> [Directions for this task]
Work out how many lines of the records hold the string "name", and reply with that number alone.

Excerpts from a figure dataset:

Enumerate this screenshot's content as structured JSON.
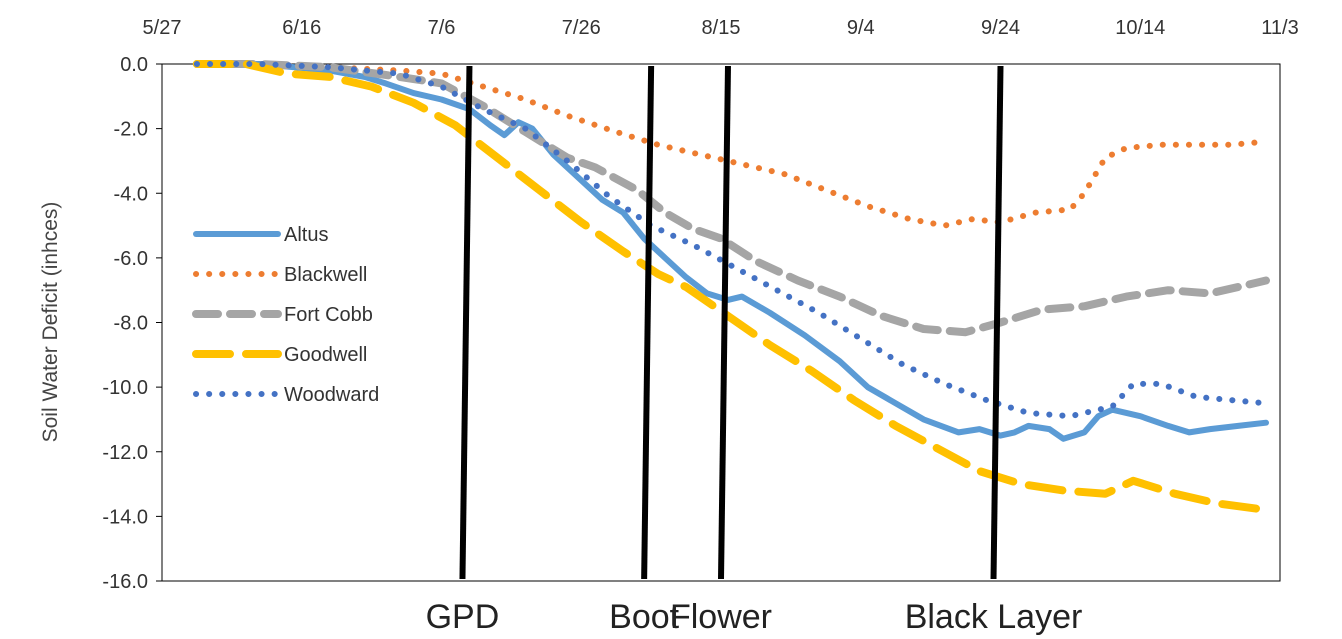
{
  "chart_data": {
    "type": "line",
    "title": "",
    "xlabel": "",
    "ylabel": "Soil Water Deficit (inhces)",
    "x_axis": {
      "type": "date",
      "year": 2019,
      "range": [
        "2019-05-27",
        "2019-11-03"
      ],
      "tick_labels": [
        "5/27",
        "6/16",
        "7/6",
        "7/26",
        "8/15",
        "9/4",
        "9/24",
        "10/14",
        "11/3"
      ],
      "tick_dates": [
        "2019-05-27",
        "2019-06-16",
        "2019-07-06",
        "2019-07-26",
        "2019-08-15",
        "2019-09-04",
        "2019-09-24",
        "2019-10-14",
        "2019-11-03"
      ],
      "position": "top"
    },
    "y_axis": {
      "range": [
        -16,
        0
      ],
      "tick_values": [
        0,
        -2,
        -4,
        -6,
        -8,
        -10,
        -12,
        -14,
        -16
      ],
      "tick_labels": [
        "0.0",
        "-2.0",
        "-4.0",
        "-6.0",
        "-8.0",
        "-10.0",
        "-12.0",
        "-14.0",
        "-16.0"
      ]
    },
    "grid": false,
    "legend": {
      "placement": "left"
    },
    "series": [
      {
        "name": "Altus",
        "color": "#5B9BD5",
        "dash": "solid",
        "points": [
          [
            "2019-06-01",
            0.0
          ],
          [
            "2019-06-10",
            0.0
          ],
          [
            "2019-06-20",
            -0.2
          ],
          [
            "2019-06-25",
            -0.4
          ],
          [
            "2019-06-28",
            -0.6
          ],
          [
            "2019-07-02",
            -0.9
          ],
          [
            "2019-07-06",
            -1.1
          ],
          [
            "2019-07-10",
            -1.4
          ],
          [
            "2019-07-13",
            -1.9
          ],
          [
            "2019-07-15",
            -2.2
          ],
          [
            "2019-07-17",
            -1.8
          ],
          [
            "2019-07-19",
            -2.0
          ],
          [
            "2019-07-22",
            -2.8
          ],
          [
            "2019-07-25",
            -3.4
          ],
          [
            "2019-07-29",
            -4.2
          ],
          [
            "2019-08-01",
            -4.6
          ],
          [
            "2019-08-04",
            -5.4
          ],
          [
            "2019-08-07",
            -6.0
          ],
          [
            "2019-08-10",
            -6.6
          ],
          [
            "2019-08-13",
            -7.1
          ],
          [
            "2019-08-16",
            -7.3
          ],
          [
            "2019-08-18",
            -7.2
          ],
          [
            "2019-08-22",
            -7.7
          ],
          [
            "2019-08-27",
            -8.4
          ],
          [
            "2019-09-01",
            -9.2
          ],
          [
            "2019-09-05",
            -10.0
          ],
          [
            "2019-09-09",
            -10.5
          ],
          [
            "2019-09-13",
            -11.0
          ],
          [
            "2019-09-18",
            -11.4
          ],
          [
            "2019-09-21",
            -11.3
          ],
          [
            "2019-09-24",
            -11.5
          ],
          [
            "2019-09-26",
            -11.4
          ],
          [
            "2019-09-28",
            -11.2
          ],
          [
            "2019-10-01",
            -11.3
          ],
          [
            "2019-10-03",
            -11.6
          ],
          [
            "2019-10-06",
            -11.4
          ],
          [
            "2019-10-08",
            -10.9
          ],
          [
            "2019-10-10",
            -10.7
          ],
          [
            "2019-10-14",
            -10.9
          ],
          [
            "2019-10-18",
            -11.2
          ],
          [
            "2019-10-21",
            -11.4
          ],
          [
            "2019-10-24",
            -11.3
          ],
          [
            "2019-10-28",
            -11.2
          ],
          [
            "2019-11-01",
            -11.1
          ]
        ]
      },
      {
        "name": "Blackwell",
        "color": "#ED7D31",
        "dash": "dot",
        "points": [
          [
            "2019-06-01",
            0.0
          ],
          [
            "2019-06-10",
            0.0
          ],
          [
            "2019-06-20",
            -0.1
          ],
          [
            "2019-06-30",
            -0.2
          ],
          [
            "2019-07-06",
            -0.3
          ],
          [
            "2019-07-12",
            -0.7
          ],
          [
            "2019-07-18",
            -1.1
          ],
          [
            "2019-07-24",
            -1.6
          ],
          [
            "2019-07-31",
            -2.1
          ],
          [
            "2019-08-06",
            -2.5
          ],
          [
            "2019-08-12",
            -2.8
          ],
          [
            "2019-08-18",
            -3.1
          ],
          [
            "2019-08-24",
            -3.4
          ],
          [
            "2019-08-30",
            -3.9
          ],
          [
            "2019-09-05",
            -4.4
          ],
          [
            "2019-09-11",
            -4.8
          ],
          [
            "2019-09-16",
            -5.0
          ],
          [
            "2019-09-20",
            -4.8
          ],
          [
            "2019-09-24",
            -4.9
          ],
          [
            "2019-09-29",
            -4.6
          ],
          [
            "2019-10-04",
            -4.5
          ],
          [
            "2019-10-06",
            -4.0
          ],
          [
            "2019-10-09",
            -2.9
          ],
          [
            "2019-10-12",
            -2.6
          ],
          [
            "2019-10-17",
            -2.5
          ],
          [
            "2019-10-22",
            -2.5
          ],
          [
            "2019-10-27",
            -2.5
          ],
          [
            "2019-11-01",
            -2.4
          ]
        ]
      },
      {
        "name": "Fort Cobb",
        "color": "#A5A5A5",
        "dash": "dash",
        "points": [
          [
            "2019-06-01",
            0.0
          ],
          [
            "2019-06-10",
            0.0
          ],
          [
            "2019-06-20",
            -0.1
          ],
          [
            "2019-06-30",
            -0.4
          ],
          [
            "2019-07-06",
            -0.6
          ],
          [
            "2019-07-12",
            -1.3
          ],
          [
            "2019-07-18",
            -2.1
          ],
          [
            "2019-07-24",
            -2.9
          ],
          [
            "2019-07-28",
            -3.2
          ],
          [
            "2019-08-03",
            -3.9
          ],
          [
            "2019-08-07",
            -4.6
          ],
          [
            "2019-08-11",
            -5.1
          ],
          [
            "2019-08-15",
            -5.4
          ],
          [
            "2019-08-20",
            -6.1
          ],
          [
            "2019-08-26",
            -6.7
          ],
          [
            "2019-09-01",
            -7.2
          ],
          [
            "2019-09-07",
            -7.8
          ],
          [
            "2019-09-13",
            -8.2
          ],
          [
            "2019-09-19",
            -8.3
          ],
          [
            "2019-09-24",
            -8.0
          ],
          [
            "2019-09-30",
            -7.6
          ],
          [
            "2019-10-06",
            -7.5
          ],
          [
            "2019-10-12",
            -7.2
          ],
          [
            "2019-10-18",
            -7.0
          ],
          [
            "2019-10-24",
            -7.1
          ],
          [
            "2019-10-28",
            -6.9
          ],
          [
            "2019-11-01",
            -6.7
          ]
        ]
      },
      {
        "name": "Goodwell",
        "color": "#FFC000",
        "dash": "longdash",
        "points": [
          [
            "2019-06-01",
            0.0
          ],
          [
            "2019-06-08",
            0.0
          ],
          [
            "2019-06-14",
            -0.3
          ],
          [
            "2019-06-20",
            -0.4
          ],
          [
            "2019-06-26",
            -0.7
          ],
          [
            "2019-07-02",
            -1.2
          ],
          [
            "2019-07-08",
            -1.9
          ],
          [
            "2019-07-14",
            -2.9
          ],
          [
            "2019-07-20",
            -3.9
          ],
          [
            "2019-07-26",
            -4.9
          ],
          [
            "2019-08-01",
            -5.8
          ],
          [
            "2019-08-06",
            -6.5
          ],
          [
            "2019-08-10",
            -6.9
          ],
          [
            "2019-08-16",
            -7.8
          ],
          [
            "2019-08-22",
            -8.7
          ],
          [
            "2019-08-28",
            -9.5
          ],
          [
            "2019-09-03",
            -10.4
          ],
          [
            "2019-09-09",
            -11.2
          ],
          [
            "2019-09-15",
            -11.9
          ],
          [
            "2019-09-21",
            -12.6
          ],
          [
            "2019-09-27",
            -13.0
          ],
          [
            "2019-10-03",
            -13.2
          ],
          [
            "2019-10-09",
            -13.3
          ],
          [
            "2019-10-13",
            -12.9
          ],
          [
            "2019-10-19",
            -13.3
          ],
          [
            "2019-10-25",
            -13.6
          ],
          [
            "2019-11-01",
            -13.8
          ]
        ]
      },
      {
        "name": "Woodward",
        "color": "#4472C4",
        "dash": "dot",
        "points": [
          [
            "2019-06-01",
            0.0
          ],
          [
            "2019-06-10",
            0.0
          ],
          [
            "2019-06-20",
            -0.1
          ],
          [
            "2019-06-30",
            -0.3
          ],
          [
            "2019-07-06",
            -0.7
          ],
          [
            "2019-07-12",
            -1.4
          ],
          [
            "2019-07-18",
            -2.0
          ],
          [
            "2019-07-24",
            -3.0
          ],
          [
            "2019-07-30",
            -4.1
          ],
          [
            "2019-08-05",
            -5.0
          ],
          [
            "2019-08-11",
            -5.6
          ],
          [
            "2019-08-17",
            -6.3
          ],
          [
            "2019-08-23",
            -7.0
          ],
          [
            "2019-08-29",
            -7.7
          ],
          [
            "2019-09-04",
            -8.5
          ],
          [
            "2019-09-10",
            -9.3
          ],
          [
            "2019-09-16",
            -9.9
          ],
          [
            "2019-09-22",
            -10.4
          ],
          [
            "2019-09-28",
            -10.8
          ],
          [
            "2019-10-04",
            -10.9
          ],
          [
            "2019-10-10",
            -10.6
          ],
          [
            "2019-10-13",
            -9.9
          ],
          [
            "2019-10-17",
            -9.9
          ],
          [
            "2019-10-22",
            -10.3
          ],
          [
            "2019-10-27",
            -10.4
          ],
          [
            "2019-11-01",
            -10.5
          ]
        ]
      }
    ],
    "annotations": {
      "growth_stages": [
        {
          "label": "GPD",
          "top_date": "2019-07-10",
          "bottom_date": "2019-07-09"
        },
        {
          "label": "Boot",
          "top_date": "2019-08-05",
          "bottom_date": "2019-08-04"
        },
        {
          "label": "Flower",
          "top_date": "2019-08-16",
          "bottom_date": "2019-08-15"
        },
        {
          "label": "Black Layer",
          "top_date": "2019-09-24",
          "bottom_date": "2019-09-23"
        }
      ],
      "stage_line_color": "#000000"
    }
  }
}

> [Full output]
5